QUELLENAUSZUG:
---+---

Das Bauhaus hinterfragen! – Rückblick auf eine dürftige Debatte
Zuletzt hatte ein Antrag der AfD Sachsen-Anhalt zum Bauhaus-Jubiläum für Diskussionen gesorgt. In seinem Kommentar für FREILICH blickt der AfD-Landtagsabgeordnete Carlo Clemens auf die Debatte zurück und erklärt, dass der Detailkritik der AfD kaum zu widersprechen ist.
Ausgerechnet mit einem kulturpolitischen Thema stieß die AfD in Sachsen-Anhalt im Oktober in ein Wespennest. Die dortige Landtagsfraktion stellte einen Antrag mit dem Titel „Irrweg der Moderne – für eine kritische Auseinandersetzung mit dem Bauhaus“[1] als Reaktion auf das bevorstehende Doppeljubiläum des UNESCO-Weltkulturerbes Bauhaus in den Jahren 2025 und 2026.

---+---

SCHRIFTLICHE AUFGABE 1: Ändere in den Einträgen alle Zeilen vom Anfang bis einschließlich der Zeile mit „x-tick-label: 30 xyxy=(66,1091,78,1103)“, indem du „y-axis-title“ durch „y-axis-label“ ersetzt, und gib diese Zeilen sonst unverändert wieder.

Auszug aus einem Datensatz:
---+---

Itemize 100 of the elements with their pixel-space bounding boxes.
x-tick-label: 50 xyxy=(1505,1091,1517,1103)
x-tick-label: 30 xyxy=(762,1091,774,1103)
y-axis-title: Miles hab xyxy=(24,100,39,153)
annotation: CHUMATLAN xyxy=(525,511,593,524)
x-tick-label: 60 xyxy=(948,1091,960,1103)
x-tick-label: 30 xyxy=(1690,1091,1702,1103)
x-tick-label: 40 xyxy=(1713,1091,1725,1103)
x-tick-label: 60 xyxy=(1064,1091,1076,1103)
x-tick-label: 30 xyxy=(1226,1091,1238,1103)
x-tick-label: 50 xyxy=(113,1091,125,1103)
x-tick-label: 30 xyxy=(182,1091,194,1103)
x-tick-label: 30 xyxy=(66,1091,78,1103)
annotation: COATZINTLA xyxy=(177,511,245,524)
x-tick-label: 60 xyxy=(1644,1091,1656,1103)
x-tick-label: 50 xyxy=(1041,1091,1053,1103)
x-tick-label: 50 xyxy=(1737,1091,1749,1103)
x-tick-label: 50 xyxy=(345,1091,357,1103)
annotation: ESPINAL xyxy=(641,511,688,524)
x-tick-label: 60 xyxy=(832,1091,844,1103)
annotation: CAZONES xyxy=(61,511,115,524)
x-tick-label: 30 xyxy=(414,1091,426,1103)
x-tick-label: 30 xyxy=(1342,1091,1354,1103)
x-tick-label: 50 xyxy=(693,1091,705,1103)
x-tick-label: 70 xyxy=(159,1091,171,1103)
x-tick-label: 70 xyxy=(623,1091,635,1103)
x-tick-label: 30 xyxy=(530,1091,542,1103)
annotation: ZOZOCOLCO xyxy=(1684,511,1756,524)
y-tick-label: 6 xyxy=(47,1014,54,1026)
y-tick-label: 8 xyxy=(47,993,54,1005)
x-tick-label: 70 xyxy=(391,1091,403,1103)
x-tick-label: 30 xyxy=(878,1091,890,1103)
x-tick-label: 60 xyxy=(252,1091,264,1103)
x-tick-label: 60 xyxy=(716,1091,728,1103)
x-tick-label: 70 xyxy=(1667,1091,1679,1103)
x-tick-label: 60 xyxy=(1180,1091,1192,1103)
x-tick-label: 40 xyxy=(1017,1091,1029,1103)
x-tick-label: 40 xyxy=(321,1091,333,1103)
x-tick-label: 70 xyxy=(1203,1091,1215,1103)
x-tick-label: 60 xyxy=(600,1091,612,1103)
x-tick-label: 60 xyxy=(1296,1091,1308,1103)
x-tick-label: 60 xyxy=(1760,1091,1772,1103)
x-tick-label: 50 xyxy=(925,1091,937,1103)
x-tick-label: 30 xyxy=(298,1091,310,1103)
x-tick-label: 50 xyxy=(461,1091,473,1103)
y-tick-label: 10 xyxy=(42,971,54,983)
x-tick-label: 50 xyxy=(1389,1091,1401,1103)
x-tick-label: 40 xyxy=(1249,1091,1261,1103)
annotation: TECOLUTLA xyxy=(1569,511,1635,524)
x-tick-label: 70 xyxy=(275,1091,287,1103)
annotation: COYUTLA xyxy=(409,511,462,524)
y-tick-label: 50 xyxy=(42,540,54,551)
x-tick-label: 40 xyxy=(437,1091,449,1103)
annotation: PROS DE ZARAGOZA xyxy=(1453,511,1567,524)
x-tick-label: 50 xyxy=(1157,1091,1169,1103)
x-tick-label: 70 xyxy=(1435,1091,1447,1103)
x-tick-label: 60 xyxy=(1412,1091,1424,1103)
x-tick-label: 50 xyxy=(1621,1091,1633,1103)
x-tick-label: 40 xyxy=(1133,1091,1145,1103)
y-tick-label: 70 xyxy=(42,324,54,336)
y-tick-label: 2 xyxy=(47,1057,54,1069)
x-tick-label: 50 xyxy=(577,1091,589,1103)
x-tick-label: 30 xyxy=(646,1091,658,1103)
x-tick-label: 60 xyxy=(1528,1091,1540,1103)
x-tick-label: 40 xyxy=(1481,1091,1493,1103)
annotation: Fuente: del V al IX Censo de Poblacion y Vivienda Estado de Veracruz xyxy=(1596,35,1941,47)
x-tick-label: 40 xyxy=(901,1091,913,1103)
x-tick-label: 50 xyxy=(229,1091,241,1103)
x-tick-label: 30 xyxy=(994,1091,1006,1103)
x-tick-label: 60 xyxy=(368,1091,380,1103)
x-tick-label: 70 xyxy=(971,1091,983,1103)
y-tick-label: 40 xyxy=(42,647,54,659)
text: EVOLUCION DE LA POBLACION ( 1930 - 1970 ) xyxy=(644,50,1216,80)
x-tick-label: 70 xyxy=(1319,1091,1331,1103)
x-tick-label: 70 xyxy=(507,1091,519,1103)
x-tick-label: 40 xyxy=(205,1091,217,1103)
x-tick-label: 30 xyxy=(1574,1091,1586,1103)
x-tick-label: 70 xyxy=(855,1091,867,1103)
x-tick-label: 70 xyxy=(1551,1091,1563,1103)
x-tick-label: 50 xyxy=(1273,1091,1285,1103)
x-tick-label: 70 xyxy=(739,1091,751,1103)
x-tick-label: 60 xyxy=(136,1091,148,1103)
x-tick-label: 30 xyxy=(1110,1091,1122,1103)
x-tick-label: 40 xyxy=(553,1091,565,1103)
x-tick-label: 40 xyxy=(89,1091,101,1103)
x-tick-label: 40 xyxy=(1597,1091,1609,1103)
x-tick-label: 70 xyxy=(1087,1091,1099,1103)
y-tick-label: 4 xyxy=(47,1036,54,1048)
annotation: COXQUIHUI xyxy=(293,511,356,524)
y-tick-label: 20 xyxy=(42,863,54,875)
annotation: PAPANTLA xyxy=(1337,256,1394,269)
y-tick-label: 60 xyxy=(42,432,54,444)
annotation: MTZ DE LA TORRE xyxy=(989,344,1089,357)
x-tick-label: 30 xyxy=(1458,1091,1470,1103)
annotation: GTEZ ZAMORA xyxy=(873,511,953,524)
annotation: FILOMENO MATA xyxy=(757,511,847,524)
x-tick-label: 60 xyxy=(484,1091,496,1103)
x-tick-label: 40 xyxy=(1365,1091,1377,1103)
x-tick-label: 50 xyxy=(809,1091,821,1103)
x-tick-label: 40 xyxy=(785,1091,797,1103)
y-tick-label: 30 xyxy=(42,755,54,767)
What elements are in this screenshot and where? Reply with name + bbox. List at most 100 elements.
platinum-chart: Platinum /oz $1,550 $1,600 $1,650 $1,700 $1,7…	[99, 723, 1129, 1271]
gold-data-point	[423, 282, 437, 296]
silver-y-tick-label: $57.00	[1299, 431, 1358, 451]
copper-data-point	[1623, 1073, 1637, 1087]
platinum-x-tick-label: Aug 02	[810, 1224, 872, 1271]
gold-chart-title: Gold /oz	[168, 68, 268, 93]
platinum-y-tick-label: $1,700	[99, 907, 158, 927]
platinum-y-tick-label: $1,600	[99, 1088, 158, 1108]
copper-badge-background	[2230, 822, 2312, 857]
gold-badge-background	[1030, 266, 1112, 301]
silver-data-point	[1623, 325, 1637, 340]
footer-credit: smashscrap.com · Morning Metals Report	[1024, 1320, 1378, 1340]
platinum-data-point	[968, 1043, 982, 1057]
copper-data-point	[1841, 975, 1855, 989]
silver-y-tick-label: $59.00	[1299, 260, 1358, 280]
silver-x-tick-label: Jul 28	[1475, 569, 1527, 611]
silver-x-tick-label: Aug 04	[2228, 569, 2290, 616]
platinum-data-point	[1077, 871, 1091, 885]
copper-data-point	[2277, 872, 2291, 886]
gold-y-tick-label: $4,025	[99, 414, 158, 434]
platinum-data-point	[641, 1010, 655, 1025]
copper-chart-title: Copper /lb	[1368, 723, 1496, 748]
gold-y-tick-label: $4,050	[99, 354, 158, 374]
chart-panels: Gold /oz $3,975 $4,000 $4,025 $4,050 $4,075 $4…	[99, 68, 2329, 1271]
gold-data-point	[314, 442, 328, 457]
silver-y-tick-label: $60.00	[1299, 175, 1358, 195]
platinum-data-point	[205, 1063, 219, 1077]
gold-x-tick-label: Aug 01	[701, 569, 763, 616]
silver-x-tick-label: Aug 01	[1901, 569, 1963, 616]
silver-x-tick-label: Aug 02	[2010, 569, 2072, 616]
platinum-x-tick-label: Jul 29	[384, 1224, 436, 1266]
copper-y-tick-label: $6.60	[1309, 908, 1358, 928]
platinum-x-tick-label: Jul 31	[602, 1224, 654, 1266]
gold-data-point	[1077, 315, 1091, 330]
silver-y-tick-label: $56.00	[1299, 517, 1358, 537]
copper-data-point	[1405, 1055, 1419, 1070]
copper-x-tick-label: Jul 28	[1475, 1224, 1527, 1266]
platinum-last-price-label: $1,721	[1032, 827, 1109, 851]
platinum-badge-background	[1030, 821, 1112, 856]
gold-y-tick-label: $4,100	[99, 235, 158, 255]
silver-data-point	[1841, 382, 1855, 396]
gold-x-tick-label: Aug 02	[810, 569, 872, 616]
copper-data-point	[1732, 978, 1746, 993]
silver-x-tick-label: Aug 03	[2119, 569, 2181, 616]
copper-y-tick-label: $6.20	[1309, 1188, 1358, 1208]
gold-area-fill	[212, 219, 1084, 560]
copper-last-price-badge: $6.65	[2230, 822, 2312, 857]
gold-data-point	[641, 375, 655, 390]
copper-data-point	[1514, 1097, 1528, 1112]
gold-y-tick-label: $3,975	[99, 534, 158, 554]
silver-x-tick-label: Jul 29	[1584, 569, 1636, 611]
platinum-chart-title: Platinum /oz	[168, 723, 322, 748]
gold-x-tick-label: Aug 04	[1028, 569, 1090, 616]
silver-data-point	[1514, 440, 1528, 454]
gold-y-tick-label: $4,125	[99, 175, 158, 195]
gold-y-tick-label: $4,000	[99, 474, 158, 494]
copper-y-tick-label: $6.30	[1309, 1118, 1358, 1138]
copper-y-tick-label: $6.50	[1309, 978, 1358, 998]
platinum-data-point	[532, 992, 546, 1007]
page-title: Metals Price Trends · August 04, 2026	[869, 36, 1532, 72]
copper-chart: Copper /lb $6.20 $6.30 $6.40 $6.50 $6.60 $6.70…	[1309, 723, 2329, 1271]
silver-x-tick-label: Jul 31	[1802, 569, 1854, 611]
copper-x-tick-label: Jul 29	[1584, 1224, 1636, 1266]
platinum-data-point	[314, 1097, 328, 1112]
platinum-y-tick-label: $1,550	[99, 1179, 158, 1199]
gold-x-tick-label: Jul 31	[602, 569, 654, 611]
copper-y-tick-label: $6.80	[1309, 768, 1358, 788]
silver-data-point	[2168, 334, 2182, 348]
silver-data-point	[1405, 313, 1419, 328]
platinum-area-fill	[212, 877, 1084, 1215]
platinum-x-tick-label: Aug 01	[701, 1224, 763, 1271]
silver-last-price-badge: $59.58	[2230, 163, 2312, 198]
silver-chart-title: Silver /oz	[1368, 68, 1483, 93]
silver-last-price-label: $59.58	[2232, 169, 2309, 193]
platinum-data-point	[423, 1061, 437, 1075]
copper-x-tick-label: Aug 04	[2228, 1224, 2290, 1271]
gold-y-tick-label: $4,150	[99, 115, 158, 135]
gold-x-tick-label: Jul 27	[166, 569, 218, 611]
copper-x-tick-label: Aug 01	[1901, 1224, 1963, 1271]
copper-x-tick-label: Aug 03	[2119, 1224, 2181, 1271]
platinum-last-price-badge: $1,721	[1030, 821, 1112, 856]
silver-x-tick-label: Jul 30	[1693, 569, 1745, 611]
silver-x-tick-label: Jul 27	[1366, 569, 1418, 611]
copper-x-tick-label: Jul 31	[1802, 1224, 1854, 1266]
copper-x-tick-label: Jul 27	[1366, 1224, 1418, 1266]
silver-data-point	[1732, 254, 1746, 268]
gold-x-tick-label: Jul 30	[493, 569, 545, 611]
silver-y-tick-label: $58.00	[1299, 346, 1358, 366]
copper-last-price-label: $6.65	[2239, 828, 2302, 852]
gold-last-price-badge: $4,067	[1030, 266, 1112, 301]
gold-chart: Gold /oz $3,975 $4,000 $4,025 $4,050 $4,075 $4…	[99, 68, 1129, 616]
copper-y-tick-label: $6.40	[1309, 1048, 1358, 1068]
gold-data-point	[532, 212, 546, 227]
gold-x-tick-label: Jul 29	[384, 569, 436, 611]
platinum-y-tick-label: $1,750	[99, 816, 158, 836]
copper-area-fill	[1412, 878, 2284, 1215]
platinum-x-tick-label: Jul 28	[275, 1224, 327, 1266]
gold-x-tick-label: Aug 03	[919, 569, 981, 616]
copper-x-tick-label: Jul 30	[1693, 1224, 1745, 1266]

---+---

SCHRIFTLICHE AUFGABE 2: Übersetze folgenden Satz aus dem Text über die Bauhaus-Debatte ins Englische: „Ausgerechnet mit einem kulturpolitischen Thema stieß die AfD in Sachsen-Anhalt im Oktober in ein Wespennest.“

MUSTERLÖSUNG 1:
Itemize 100 of the elements with their pixel-space bounding boxes.
x-tick-label: 50 xyxy=(1505,1091,1517,1103)
x-tick-label: 30 xyxy=(762,1091,774,1103)
y-axis-label: Miles hab xyxy=(24,100,39,153)
annotation: CHUMATLAN xyxy=(525,511,593,524)
x-tick-label: 60 xyxy=(948,1091,960,1103)
x-tick-label: 30 xyxy=(1690,1091,1702,1103)
x-tick-label: 40 xyxy=(1713,1091,1725,1103)
x-tick-label: 60 xyxy=(1064,1091,1076,1103)
x-tick-label: 30 xyxy=(1226,1091,1238,1103)
x-tick-label: 50 xyxy=(113,1091,125,1103)
x-tick-label: 30 xyxy=(182,1091,194,1103)
x-tick-label: 30 xyxy=(66,1091,78,1103)

MUSTERLÖSUNG 2: Of all things, it was with a cultural-policy issue that the AfD in Saxony-Anhalt stirred up a hornet's nest in October.